Extrait fourni:
%%

Bambou Auvergne

A la conquête du Fargesia scabrida – Partie 2

Cette première soirée à Tangjiahe fut mémorable, la gentillesse et la disponibilité du responsable de l’Hôtel nous a permis d’apprendre plein d’informations sur cette superbe région de Qingchuan, les pandas et même sur les bambous. Il faut noter que les habitants des zones rurales chinoises connaissent parfaitement bien leur environnement et le nom des plantes qui les entourent. Il est alors facile de savoir quel type de bambous se trouvent dans le secteur. Nous avons donc appris que tout autour de notre petit hôtel, nous allions trouver du Phyllostachys bambusoides ‘lacrima deae’ et du Bashania fargesii. Mais la discussion avec notre hôte s’orienta rapidement sur le sujet des pandas géants. Nous apprîmes alors que nous n’aurions quasiment aucune chance d’en apercevoir car ils se réfugient en altitude pour trouver plus de fraicheur en été et que les seuls adultes aperçus par des villageois dans la nature le sont en plein cœur de l’hiver. Par contre il nous raconta que les rencontres les plus sympathiques arrivent à l’automne avec des pandas juvéniles d’environ deux ans qui viennent parfois se perdre non loin des maisons.
Notre hôte nous fit l’honneur de nous présenter son potager qui servait à la cuisine de l’hôtel et nous expliqua la culture des champignons sur les buches de bois croisées. Nous avons découvert également que les plus anciennes maisons du village étaient construites avec une ossature en bois et des murs en torchis dont la structure de base est un tissage de chaumes de bambous. Dans une ambiance aussi humide, nous lui demandons si ce genre de construction n’a pas tendance à se détériorer rapidement. Et nous sommes surpris d’apprendre que certains bâtiments ont plus d’une centaine d’année et que lui-même démonte l’ancienne maison familiale et que le bambou à l’intérieur des murs est parfaitement sec et qu’il s’en sert d’ailleurs pour allumer le feu.

%%

Extrait de données:
%%

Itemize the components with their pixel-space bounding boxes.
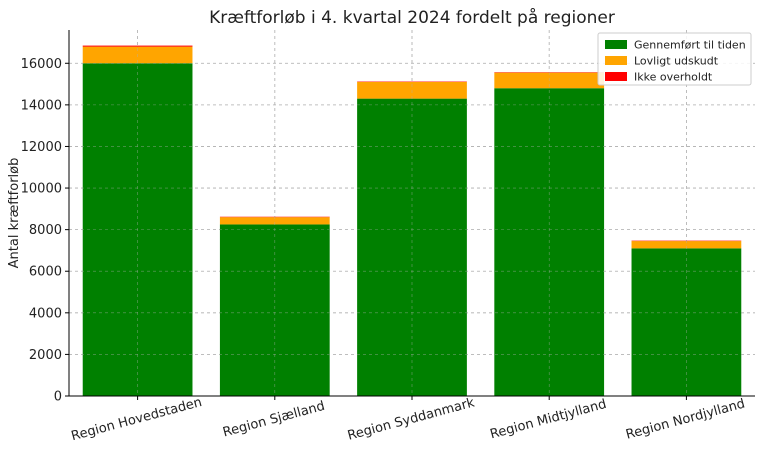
legend-box [597, 32, 752, 86]
y-tick-label: 16000 [21, 57, 62, 72]
bar-segment [631, 241, 742, 249]
x-ticks: Region Hovedstaden Region Sjælland Region … [70, 395, 747, 444]
grid-overlay [69, 30, 755, 397]
bar-segment [219, 224, 330, 396]
y-tick-label: 2000 [29, 348, 62, 363]
legend-label: Ikke overholdt [634, 71, 713, 84]
legend-swatch [605, 56, 627, 65]
y-tick-label: 12000 [21, 140, 62, 155]
y-tick-label: 0 [54, 390, 62, 405]
legend-swatch [605, 40, 627, 49]
legend: Gennemført til tiden Lovligt udskudt Ikke … [597, 32, 752, 86]
legend-label: Lovligt udskudt [634, 55, 719, 68]
y-axis-label: Antal kræftforløb [7, 158, 22, 269]
bar-segment [82, 45, 193, 47]
legend-label: Gennemført til tiden [634, 39, 746, 52]
y-ticks: 0 2000 4000 6000 8000 10000 12000 14000 16000 [21, 57, 69, 405]
bars [69, 30, 755, 397]
bar-segment [219, 217, 330, 225]
x-tick-label: Region Sjælland [221, 399, 326, 441]
x-tick-label: Region Hovedstaden [70, 395, 204, 444]
x-tick-label: Region Nordjylland [624, 396, 746, 442]
chart-title: Kræftforløb i 4. kvartal 2024 fordelt på… [209, 7, 615, 28]
y-tick-label: 10000 [21, 182, 62, 197]
legend-swatch [605, 72, 627, 81]
x-tick-label: Region Midtjylland [488, 397, 608, 442]
y-tick-label: 8000 [29, 223, 62, 238]
x-tick-label: Region Syddanmark [346, 395, 477, 443]
y-tick-label: 4000 [29, 306, 62, 321]
y-tick-label: 6000 [29, 265, 62, 280]
y-tick-label: 14000 [21, 98, 62, 113]
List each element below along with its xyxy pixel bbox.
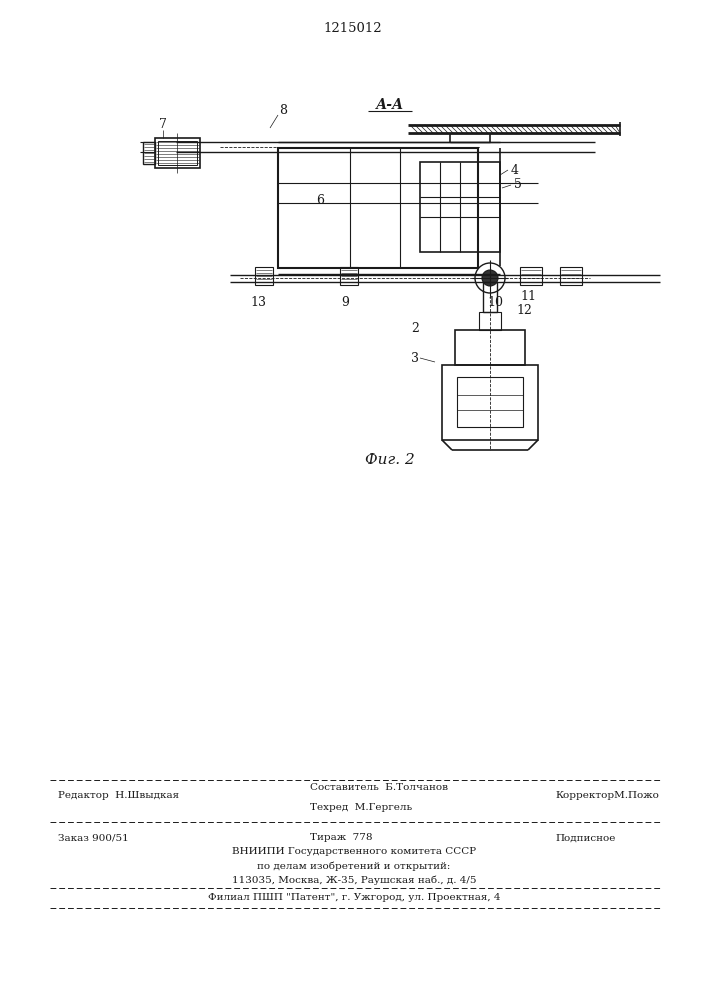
Text: 13: 13 [250, 296, 266, 308]
Text: Филиал ПШП "Патент", г. Ужгород, ул. Проектная, 4: Филиал ПШП "Патент", г. Ужгород, ул. Про… [208, 894, 501, 902]
Text: 10: 10 [487, 296, 503, 308]
Bar [155, 138, 200, 168]
Text: 7: 7 [159, 118, 167, 131]
Text: Составитель  Б.Толчанов: Составитель Б.Толчанов [310, 784, 448, 792]
Text: 9: 9 [341, 296, 349, 308]
Bar [457, 377, 523, 427]
Text: Редактор  Н.Швыдкая: Редактор Н.Швыдкая [58, 790, 179, 800]
Text: по делам изобретений и открытий:: по делам изобретений и открытий: [257, 861, 450, 871]
Bar [520, 267, 542, 285]
Text: 1215012: 1215012 [324, 21, 382, 34]
Text: КорректорМ.Пожо: КорректорМ.Пожо [555, 790, 659, 800]
Text: Тираж  778: Тираж 778 [310, 834, 373, 842]
Text: Техред  М.Гергель: Техред М.Гергель [310, 804, 412, 812]
Bar [420, 162, 500, 252]
Text: 11: 11 [520, 290, 536, 304]
Bar [479, 312, 501, 330]
Text: Фиг. 2: Фиг. 2 [365, 453, 415, 467]
Circle shape [482, 270, 498, 286]
Bar [560, 267, 582, 285]
Bar [340, 267, 358, 285]
Bar [158, 141, 197, 165]
Bar [483, 282, 497, 312]
Text: А-А: А-А [376, 98, 404, 112]
Text: 6: 6 [316, 194, 324, 207]
Text: 2: 2 [411, 322, 419, 334]
Text: 113035, Москва, Ж-35, Раушская наб., д. 4/5: 113035, Москва, Ж-35, Раушская наб., д. … [232, 875, 477, 885]
Bar [255, 267, 273, 285]
Text: 12: 12 [516, 304, 532, 316]
Bar [143, 142, 155, 164]
Bar [442, 365, 538, 440]
Text: 8: 8 [279, 104, 287, 116]
Text: 5: 5 [514, 178, 522, 192]
Text: Заказ 900/51: Заказ 900/51 [58, 834, 129, 842]
Text: Подписное: Подписное [555, 834, 615, 842]
Text: 4: 4 [511, 163, 519, 176]
Text: 3: 3 [411, 352, 419, 364]
Bar [455, 330, 525, 365]
Text: ВНИИПИ Государственного комитета СССР: ВНИИПИ Государственного комитета СССР [232, 848, 476, 856]
Bar [278, 148, 478, 268]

%%

Reproduisez à l'identique le passage du récit de séjour à Tangjiahe qui commence aux mots "Notre hôte nous" et s'arrête après "allumer le feu.".

Notre hôte nous fit l’honneur de nous présenter son potager qui servait à la cuisine de l’hôtel et nous expliqua la culture des champignons sur les buches de bois croisées. Nous avons découvert également que les plus anciennes maisons du village étaient construites avec une ossature en bois et des murs en torchis dont la structure de base est un tissage de chaumes de bambous. Dans une ambiance aussi humide, nous lui demandons si ce genre de construction n’a pas tendance à se détériorer rapidement. Et nous sommes surpris d’apprendre que certains bâtiments ont plus d’une centaine d’année et que lui-même démonte l’ancienne maison familiale et que le bambou à l’intérieur des murs est parfaitement sec et qu’il s’en sert d’ailleurs pour allumer le feu.